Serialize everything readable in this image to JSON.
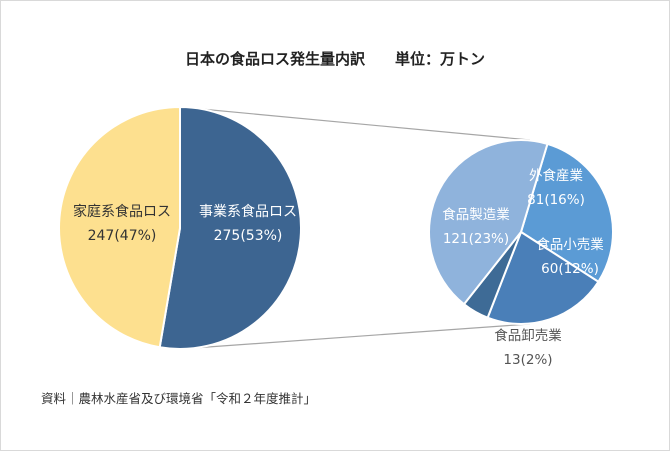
{
  "chart_data": {
    "type": "pie",
    "title": "日本の食品ロス発生量内訳　　単位：万トン",
    "source": "資料｜農林水産省及び環境省「令和２年度推計」",
    "main_pie": {
      "slices": [
        {
          "name": "事業系食品ロス",
          "value": 275,
          "label": "275(53%)",
          "color": "#3d6591"
        },
        {
          "name": "家庭系食品ロス",
          "value": 247,
          "label": "247(47%)",
          "color": "#fde08f"
        }
      ]
    },
    "breakdown_pie": {
      "of": "事業系食品ロス",
      "slices": [
        {
          "name": "外食産業",
          "value": 81,
          "label": "81(16%)",
          "color": "#5b9bd5"
        },
        {
          "name": "食品小売業",
          "value": 60,
          "label": "60(12%)",
          "color": "#4a7fb8"
        },
        {
          "name": "食品卸売業",
          "value": 13,
          "label": "13(2%)",
          "color": "#3e6b96"
        },
        {
          "name": "食品製造業",
          "value": 121,
          "label": "121(23%)",
          "color": "#8fb3dc"
        }
      ]
    },
    "legend": "none"
  }
}
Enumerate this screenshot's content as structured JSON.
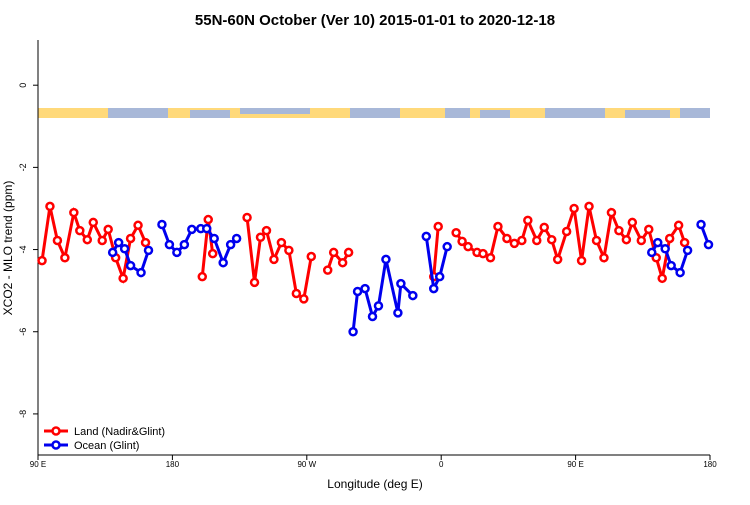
{
  "chart_data": {
    "type": "line",
    "title": "55N-60N October (Ver 10)   2015-01-01 to 2020-12-18",
    "x_label": "Longitude (deg E)",
    "y_label": "XCO2 - MLO trend (ppm)",
    "xlim": [
      90,
      540
    ],
    "xticks": [
      {
        "value": 90,
        "label": "90 E"
      },
      180,
      {
        "value": 270,
        "label": "90 W"
      },
      {
        "value": 360,
        "label": "0"
      },
      {
        "value": 450,
        "label": "90 E"
      },
      {
        "value": 540,
        "label": "180"
      }
    ],
    "ylim": [
      -9,
      1.1
    ],
    "yticks": [
      0,
      -2,
      -4,
      -6,
      -8
    ],
    "legend": "bottom-left",
    "series": [
      {
        "name": "Land (Nadir&Glint)",
        "color": "#ff0000",
        "x": [
          92.7,
          98,
          103,
          108,
          114,
          118,
          123,
          127,
          133,
          137,
          142,
          147,
          152,
          157,
          162,
          null,
          200,
          204,
          207,
          null,
          230,
          235,
          239,
          243,
          248,
          253,
          258,
          263,
          268,
          273,
          null,
          284,
          288,
          294,
          298,
          null,
          355,
          358,
          null,
          370,
          374,
          378,
          384,
          388,
          393,
          398,
          404,
          409,
          414,
          418,
          424,
          429,
          434,
          438,
          444,
          449,
          454,
          459,
          464,
          469,
          474,
          479,
          484,
          488,
          494,
          499,
          504,
          508,
          513,
          519,
          523
        ],
        "values": [
          -4.27,
          -2.95,
          -3.78,
          -4.2,
          -3.1,
          -3.54,
          -3.76,
          -3.34,
          -3.78,
          -3.51,
          -4.2,
          -4.7,
          -3.73,
          -3.41,
          -3.83,
          null,
          -4.66,
          -3.27,
          -4.1,
          null,
          -3.22,
          -4.8,
          -3.7,
          -3.54,
          -4.24,
          -3.83,
          -4.02,
          -5.07,
          -5.2,
          -4.17,
          null,
          -4.5,
          -4.07,
          -4.32,
          -4.07,
          null,
          -4.66,
          -3.44,
          null,
          -3.59,
          -3.8,
          -3.93,
          -4.07,
          -4.1,
          -4.2,
          -3.44,
          -3.73,
          -3.85,
          -3.78,
          -3.29,
          -3.78,
          -3.46,
          -3.76,
          -4.24,
          -3.56,
          -3.0,
          -4.27,
          -2.95,
          -3.78,
          -4.2,
          -3.1,
          -3.54,
          -3.76,
          -3.34,
          -3.78,
          -3.51,
          -4.2,
          -4.7,
          -3.73,
          -3.41,
          -3.83
        ]
      },
      {
        "name": "Ocean (Glint)",
        "color": "#0000ee",
        "x": [
          140,
          144,
          148,
          152,
          159,
          164,
          null,
          173,
          178,
          183,
          188,
          193,
          199,
          203,
          208,
          214,
          219,
          223,
          null,
          301,
          304,
          309,
          314,
          318,
          323,
          331,
          333,
          341,
          null,
          350,
          355,
          359,
          364,
          null,
          501,
          505,
          510,
          514,
          520,
          525,
          null,
          534,
          539
        ],
        "values": [
          -4.07,
          -3.83,
          -3.98,
          -4.39,
          -4.56,
          -4.02,
          null,
          -3.39,
          -3.88,
          -4.07,
          -3.88,
          -3.51,
          -3.49,
          -3.49,
          -3.73,
          -4.32,
          -3.88,
          -3.73,
          null,
          -6.0,
          -5.02,
          -4.95,
          -5.63,
          -5.37,
          -4.24,
          -5.54,
          -4.83,
          -5.12,
          null,
          -3.68,
          -4.95,
          -4.66,
          -3.93,
          null,
          -4.07,
          -3.83,
          -3.98,
          -4.39,
          -4.56,
          -4.02,
          null,
          -3.39,
          -3.88
        ]
      }
    ]
  }
}
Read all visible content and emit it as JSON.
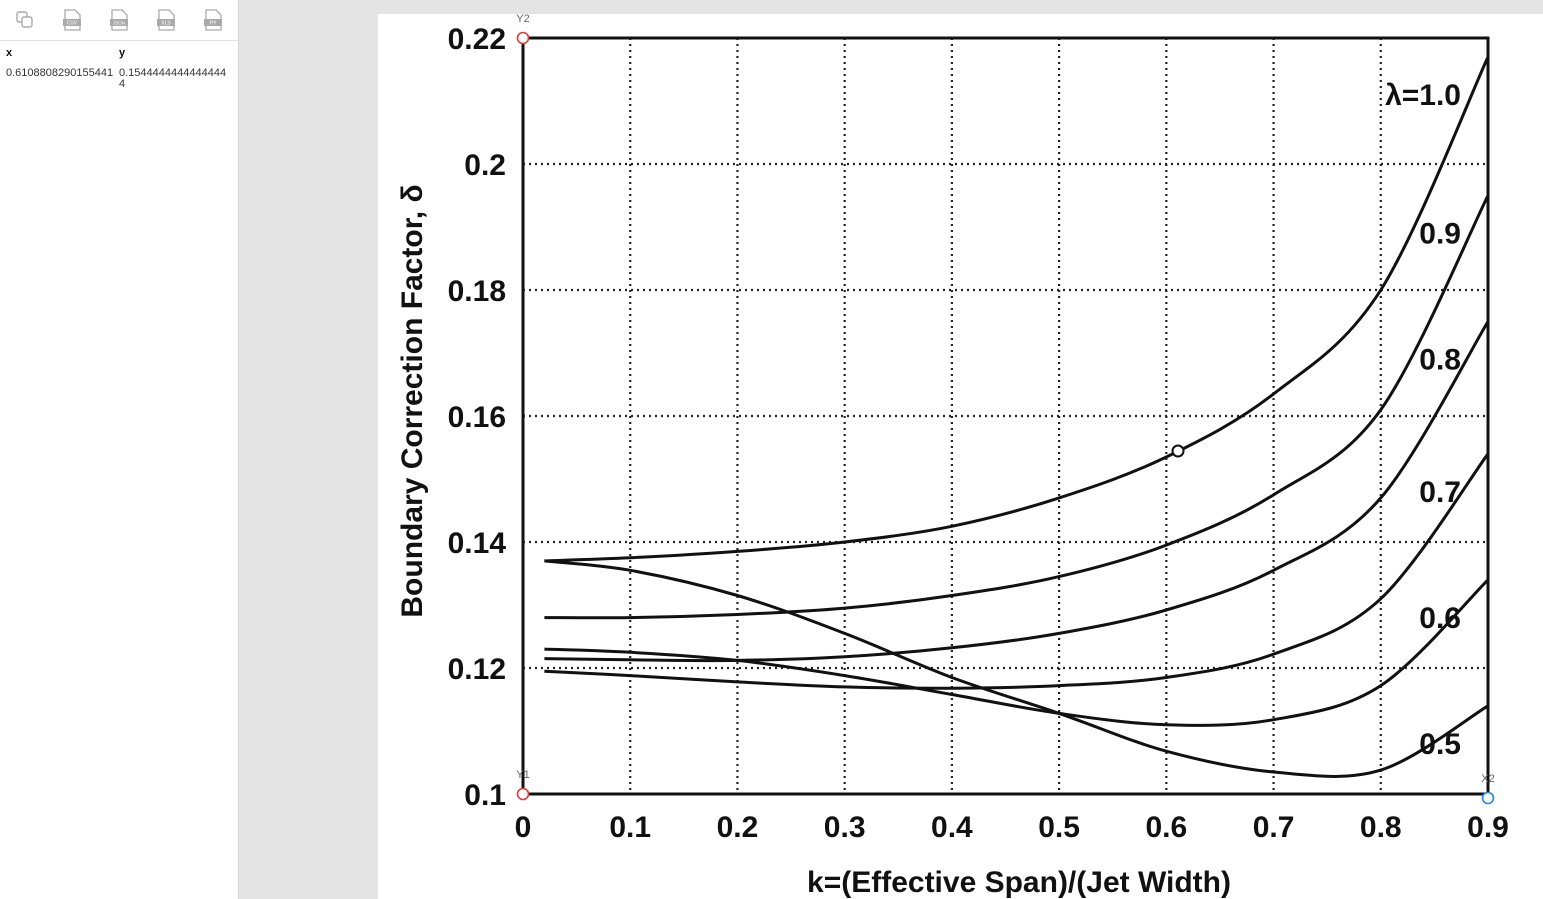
{
  "toolbar": {
    "buttons": [
      {
        "name": "copy",
        "label": ""
      },
      {
        "name": "csv",
        "label": "CSV"
      },
      {
        "name": "json",
        "label": "JSON"
      },
      {
        "name": "xls",
        "label": "XLS"
      },
      {
        "name": "py",
        "label": "PY"
      }
    ]
  },
  "table": {
    "headers": {
      "x": "x",
      "y": "y"
    },
    "rows": [
      {
        "x": "0.6108808290155441",
        "y": "0.15444444444444444"
      }
    ]
  },
  "markers": {
    "y2": "Y2",
    "y1": "Y1",
    "x2": "X2"
  },
  "chart_data": {
    "type": "line",
    "xlabel": "k=(Effective Span)/(Jet Width)",
    "ylabel": "Boundary Correction Factor, δ",
    "xlim": [
      0,
      0.9
    ],
    "ylim": [
      0.1,
      0.22
    ],
    "grid": true,
    "xticks": [
      0,
      0.1,
      0.2,
      0.3,
      0.4,
      0.5,
      0.6,
      0.7,
      0.8,
      0.9
    ],
    "xtick_labels": [
      "0",
      "0.1",
      "0.2",
      "0.3",
      "0.4",
      "0.5",
      "0.6",
      "0.7",
      "0.8",
      "0.9"
    ],
    "yticks": [
      0.1,
      0.12,
      0.14,
      0.16,
      0.18,
      0.2,
      0.22
    ],
    "ytick_labels": [
      "0.1",
      "0.12",
      "0.14",
      "0.16",
      "0.18",
      "0.2",
      "0.22"
    ],
    "series": [
      {
        "name": "λ=1.0",
        "x": [
          0.02,
          0.1,
          0.2,
          0.3,
          0.4,
          0.5,
          0.6,
          0.7,
          0.8,
          0.9
        ],
        "y": [
          0.137,
          0.1375,
          0.1385,
          0.14,
          0.1425,
          0.147,
          0.1535,
          0.1635,
          0.18,
          0.217
        ]
      },
      {
        "name": "0.9",
        "x": [
          0.02,
          0.1,
          0.2,
          0.3,
          0.4,
          0.5,
          0.6,
          0.7,
          0.8,
          0.9
        ],
        "y": [
          0.128,
          0.128,
          0.1285,
          0.1295,
          0.1315,
          0.1345,
          0.1395,
          0.1475,
          0.161,
          0.195
        ]
      },
      {
        "name": "0.8",
        "x": [
          0.02,
          0.1,
          0.2,
          0.3,
          0.4,
          0.5,
          0.6,
          0.7,
          0.8,
          0.9
        ],
        "y": [
          0.1215,
          0.1213,
          0.1212,
          0.1218,
          0.1232,
          0.1255,
          0.1292,
          0.1355,
          0.147,
          0.175
        ]
      },
      {
        "name": "0.7",
        "x": [
          0.02,
          0.1,
          0.2,
          0.3,
          0.4,
          0.5,
          0.6,
          0.7,
          0.8,
          0.9
        ],
        "y": [
          0.1195,
          0.1188,
          0.1178,
          0.117,
          0.1168,
          0.1172,
          0.1185,
          0.1222,
          0.131,
          0.154
        ]
      },
      {
        "name": "0.6",
        "x": [
          0.02,
          0.1,
          0.2,
          0.3,
          0.4,
          0.5,
          0.6,
          0.7,
          0.8,
          0.9
        ],
        "y": [
          0.123,
          0.1225,
          0.1212,
          0.1188,
          0.1158,
          0.1128,
          0.111,
          0.1118,
          0.1172,
          0.134
        ]
      },
      {
        "name": "0.5",
        "x": [
          0.02,
          0.1,
          0.2,
          0.3,
          0.4,
          0.5,
          0.6,
          0.7,
          0.8,
          0.9
        ],
        "y": [
          0.137,
          0.1355,
          0.1315,
          0.1255,
          0.1185,
          0.1128,
          0.1068,
          0.1035,
          0.1038,
          0.114
        ]
      }
    ],
    "picked_point": {
      "x": 0.6108808290155441,
      "y": 0.15444444444444444
    }
  }
}
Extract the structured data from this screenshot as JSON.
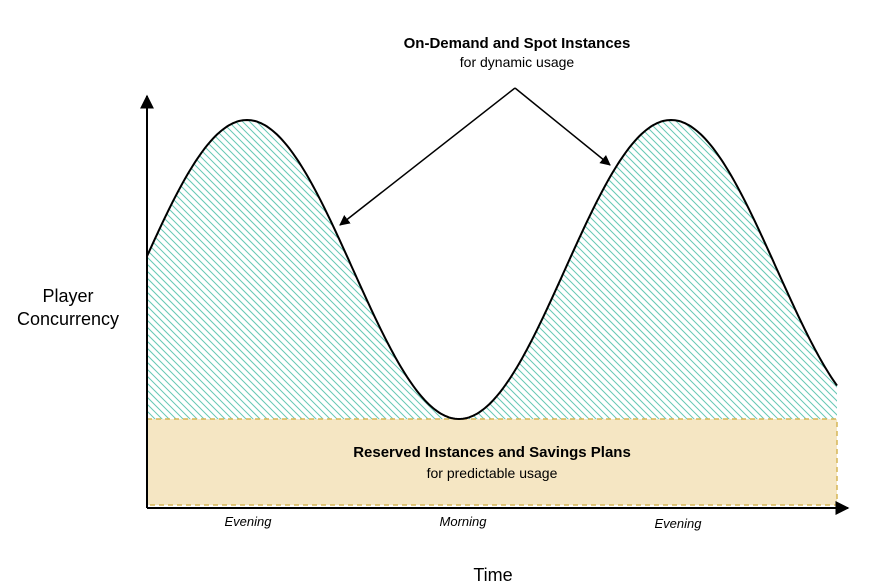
{
  "callout": {
    "title": "On-Demand and Spot Instances",
    "subtitle": "for dynamic usage"
  },
  "reserved": {
    "title": "Reserved Instances and Savings Plans",
    "subtitle": "for predictable usage",
    "fill_color": "#f5e6c3",
    "border_color": "#d6b656"
  },
  "axes": {
    "y_label_line1": "Player",
    "y_label_line2": "Concurrency",
    "x_label": "Time"
  },
  "time_labels": [
    "Evening",
    "Morning",
    "Evening"
  ],
  "hatch_color": "#67c8b5"
}
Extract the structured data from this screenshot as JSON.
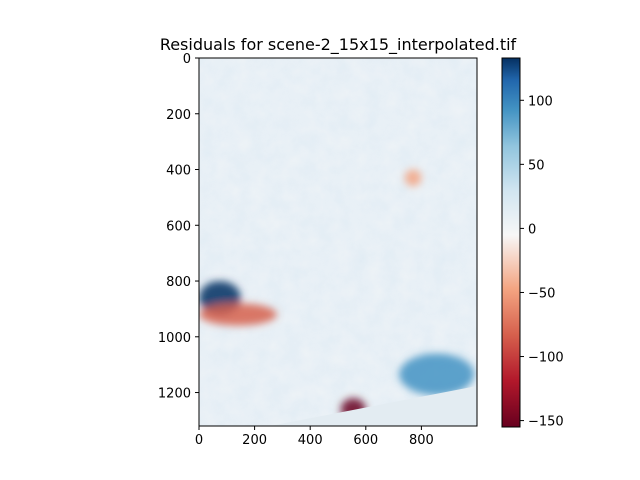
{
  "chart_data": {
    "type": "heatmap",
    "title": "Residuals for scene-2_15x15_interpolated.tif",
    "xlabel": "",
    "ylabel": "",
    "xlim": [
      0,
      1000
    ],
    "ylim": [
      1320,
      0
    ],
    "x_ticks": [
      0,
      200,
      400,
      600,
      800
    ],
    "y_ticks": [
      0,
      200,
      400,
      600,
      800,
      1000,
      1200
    ],
    "colormap": "RdBu",
    "colorbar": {
      "vmin": -155,
      "vmax": 133,
      "ticks": [
        100,
        50,
        0,
        -50,
        -100,
        -150
      ],
      "tick_labels": [
        "100",
        "50",
        "0",
        "−50",
        "−100",
        "−150"
      ]
    },
    "colors": {
      "dark_red": "#67001f",
      "red": "#d6604d",
      "light_red": "#f4a582",
      "neutral": "#f7f7f7",
      "light_blue": "#92c5de",
      "blue": "#4393c3",
      "dark_blue": "#053061",
      "nodata": "#e3ecf2"
    },
    "features": [
      {
        "name": "strong positive band",
        "x": [
          0,
          150
        ],
        "y": [
          800,
          920
        ],
        "value": 120
      },
      {
        "name": "positive band lower right",
        "x": [
          720,
          990
        ],
        "y": [
          1060,
          1210
        ],
        "value": 60
      },
      {
        "name": "negative streak",
        "x": [
          0,
          280
        ],
        "y": [
          880,
          960
        ],
        "value": -50
      },
      {
        "name": "strong negative spot",
        "x": [
          510,
          600
        ],
        "y": [
          1220,
          1300
        ],
        "value": -150
      },
      {
        "name": "negative spot",
        "x": [
          740,
          800
        ],
        "y": [
          400,
          460
        ],
        "value": -40
      }
    ]
  }
}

Your objective:
Copy each line of the data that contains the word "Instances".

Task response:
    "title": "On-Demand and Spot Instances",
    "title": "Reserved Instances and Savings Plans",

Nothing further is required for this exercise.